■ Supplied data:
◇ ◇ ◇
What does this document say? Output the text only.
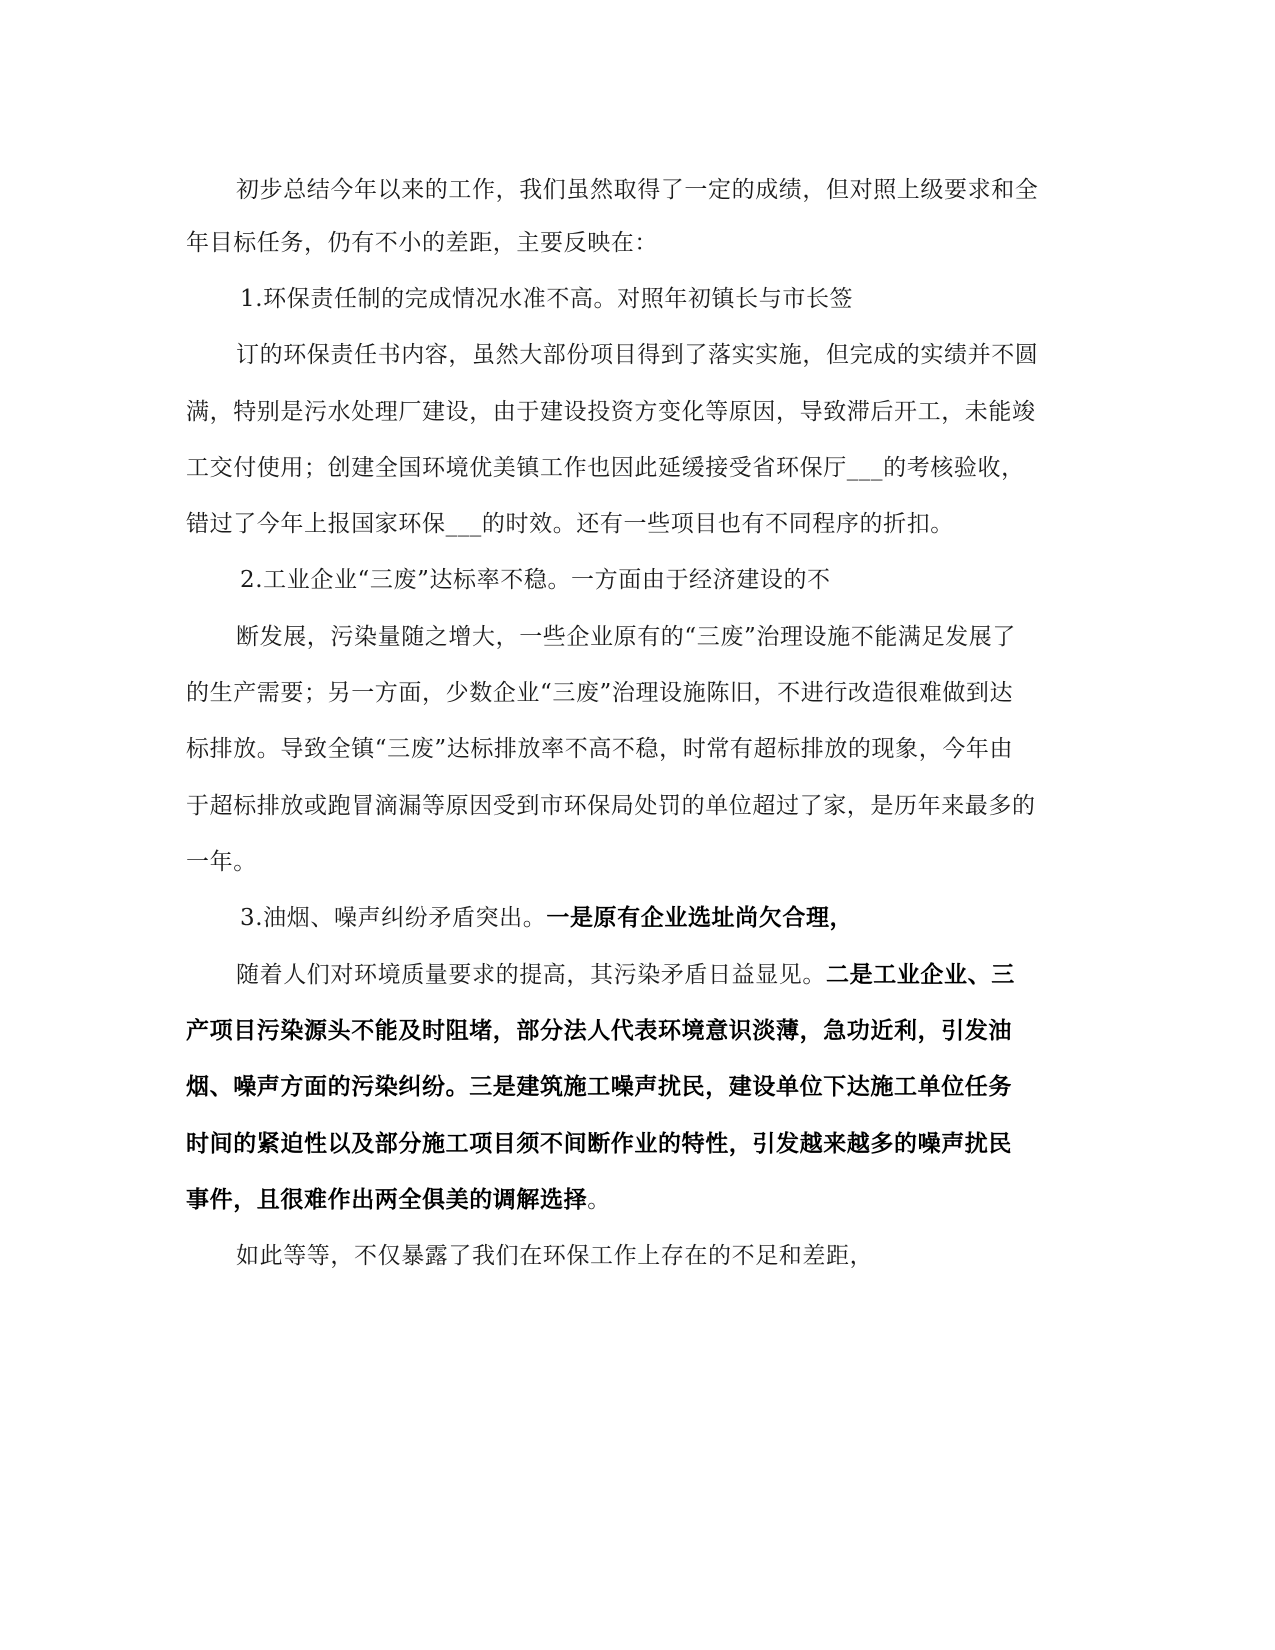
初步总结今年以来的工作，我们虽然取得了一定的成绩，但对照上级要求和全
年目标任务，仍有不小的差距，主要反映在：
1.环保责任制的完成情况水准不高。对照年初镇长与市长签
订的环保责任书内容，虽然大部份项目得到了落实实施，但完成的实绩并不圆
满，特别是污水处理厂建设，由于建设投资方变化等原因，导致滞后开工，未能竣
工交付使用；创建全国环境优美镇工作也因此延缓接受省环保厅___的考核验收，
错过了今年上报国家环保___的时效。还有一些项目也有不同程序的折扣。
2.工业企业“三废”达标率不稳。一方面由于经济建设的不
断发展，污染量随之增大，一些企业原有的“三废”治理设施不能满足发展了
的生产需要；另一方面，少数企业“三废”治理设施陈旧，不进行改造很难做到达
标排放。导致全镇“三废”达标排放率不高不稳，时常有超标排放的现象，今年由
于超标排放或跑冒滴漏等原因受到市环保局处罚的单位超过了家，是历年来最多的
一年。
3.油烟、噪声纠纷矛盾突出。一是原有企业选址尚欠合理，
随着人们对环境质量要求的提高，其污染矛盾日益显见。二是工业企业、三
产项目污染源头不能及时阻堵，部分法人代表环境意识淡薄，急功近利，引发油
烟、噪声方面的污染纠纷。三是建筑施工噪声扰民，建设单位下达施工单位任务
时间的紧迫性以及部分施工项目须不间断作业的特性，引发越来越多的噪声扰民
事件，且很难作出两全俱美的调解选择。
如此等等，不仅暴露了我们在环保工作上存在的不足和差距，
◇ ◇ ◇
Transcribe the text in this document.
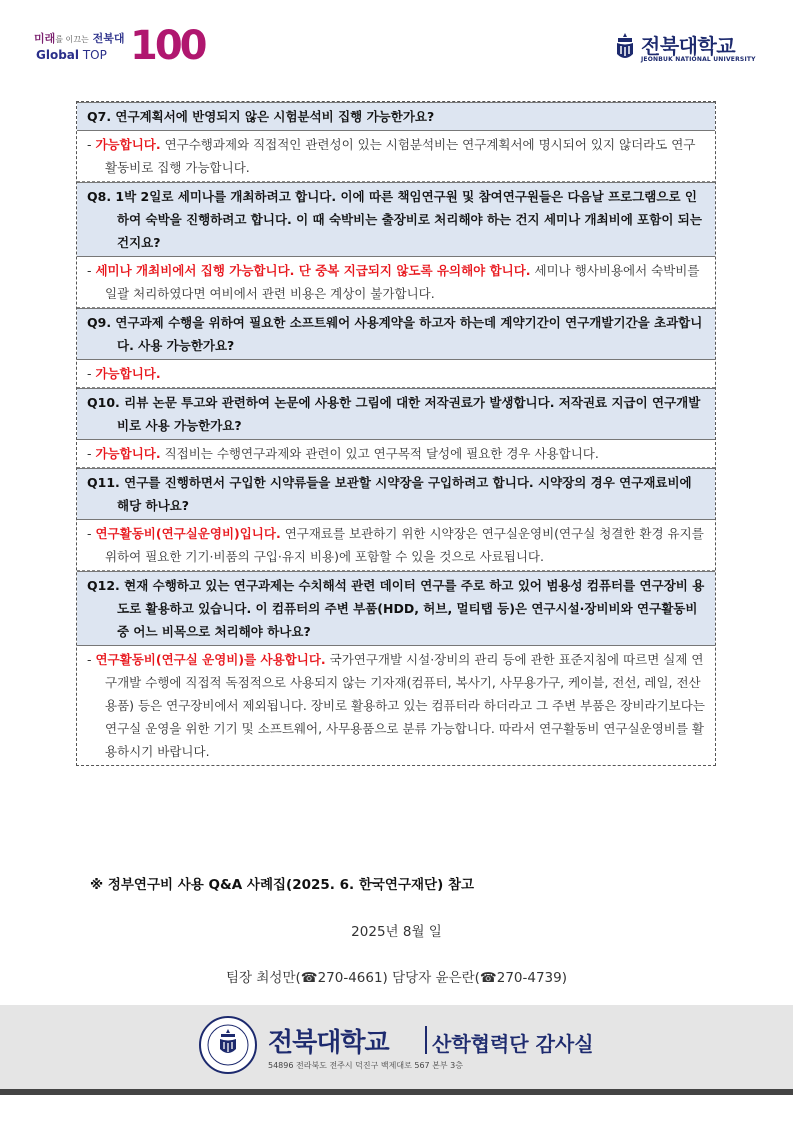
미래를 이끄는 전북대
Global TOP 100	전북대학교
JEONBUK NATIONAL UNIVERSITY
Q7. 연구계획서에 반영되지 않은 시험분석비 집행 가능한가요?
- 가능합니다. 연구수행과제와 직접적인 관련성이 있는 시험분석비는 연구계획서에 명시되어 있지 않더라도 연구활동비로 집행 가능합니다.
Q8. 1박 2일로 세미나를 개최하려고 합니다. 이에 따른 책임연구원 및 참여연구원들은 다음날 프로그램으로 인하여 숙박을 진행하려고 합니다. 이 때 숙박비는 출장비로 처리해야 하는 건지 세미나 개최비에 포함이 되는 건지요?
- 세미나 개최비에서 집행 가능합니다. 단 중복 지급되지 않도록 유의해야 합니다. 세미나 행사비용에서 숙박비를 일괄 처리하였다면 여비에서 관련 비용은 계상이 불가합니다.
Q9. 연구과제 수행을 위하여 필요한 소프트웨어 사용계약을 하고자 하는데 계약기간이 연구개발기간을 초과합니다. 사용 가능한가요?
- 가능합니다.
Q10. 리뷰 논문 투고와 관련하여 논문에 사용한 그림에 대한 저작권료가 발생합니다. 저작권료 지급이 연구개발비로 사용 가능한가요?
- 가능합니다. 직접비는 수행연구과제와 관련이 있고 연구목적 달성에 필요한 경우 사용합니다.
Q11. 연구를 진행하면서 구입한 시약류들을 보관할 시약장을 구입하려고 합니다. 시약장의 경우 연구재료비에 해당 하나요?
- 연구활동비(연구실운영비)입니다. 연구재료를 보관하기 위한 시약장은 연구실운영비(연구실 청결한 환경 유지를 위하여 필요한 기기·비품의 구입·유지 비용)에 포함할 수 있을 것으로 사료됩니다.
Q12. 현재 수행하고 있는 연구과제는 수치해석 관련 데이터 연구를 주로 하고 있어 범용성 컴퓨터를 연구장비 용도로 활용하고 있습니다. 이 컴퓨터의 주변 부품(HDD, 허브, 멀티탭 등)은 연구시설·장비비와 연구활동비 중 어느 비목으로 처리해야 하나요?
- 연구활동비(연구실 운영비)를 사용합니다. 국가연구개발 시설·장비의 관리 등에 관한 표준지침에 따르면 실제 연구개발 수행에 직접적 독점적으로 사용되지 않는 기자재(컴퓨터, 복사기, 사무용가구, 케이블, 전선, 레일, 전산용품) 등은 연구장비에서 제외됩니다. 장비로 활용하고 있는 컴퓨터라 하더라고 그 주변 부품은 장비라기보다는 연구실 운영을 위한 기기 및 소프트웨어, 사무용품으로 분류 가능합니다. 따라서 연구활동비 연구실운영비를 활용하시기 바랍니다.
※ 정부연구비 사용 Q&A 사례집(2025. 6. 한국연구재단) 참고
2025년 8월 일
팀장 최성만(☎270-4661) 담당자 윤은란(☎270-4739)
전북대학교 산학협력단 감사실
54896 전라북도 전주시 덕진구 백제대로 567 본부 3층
◇ ◇ ◇
■ What the task asks:
Show every line in the records above that contains the word "가능합니다".

■ Output of the exercise:
- 가능합니다. 연구수행과제와 직접적인 관련성이 있는 시험분석비는 연구계획서에 명시되어 있지 않더라도 연구활동비로 집행 가능합니다.
- 세미나 개최비에서 집행 가능합니다. 단 중복 지급되지 않도록 유의해야 합니다. 세미나 행사비용에서 숙박비를 일괄 처리하였다면 여비에서 관련 비용은 계상이 불가합니다.
- 가능합니다.
- 가능합니다. 직접비는 수행연구과제와 관련이 있고 연구목적 달성에 필요한 경우 사용합니다.
- 연구활동비(연구실 운영비)를 사용합니다. 국가연구개발 시설·장비의 관리 등에 관한 표준지침에 따르면 실제 연구개발 수행에 직접적 독점적으로 사용되지 않는 기자재(컴퓨터, 복사기, 사무용가구, 케이블, 전선, 레일, 전산용품) 등은 연구장비에서 제외됩니다. 장비로 활용하고 있는 컴퓨터라 하더라고 그 주변 부품은 장비라기보다는 연구실 운영을 위한 기기 및 소프트웨어, 사무용품으로 분류 가능합니다. 따라서 연구활동비 연구실운영비를 활용하시기 바랍니다.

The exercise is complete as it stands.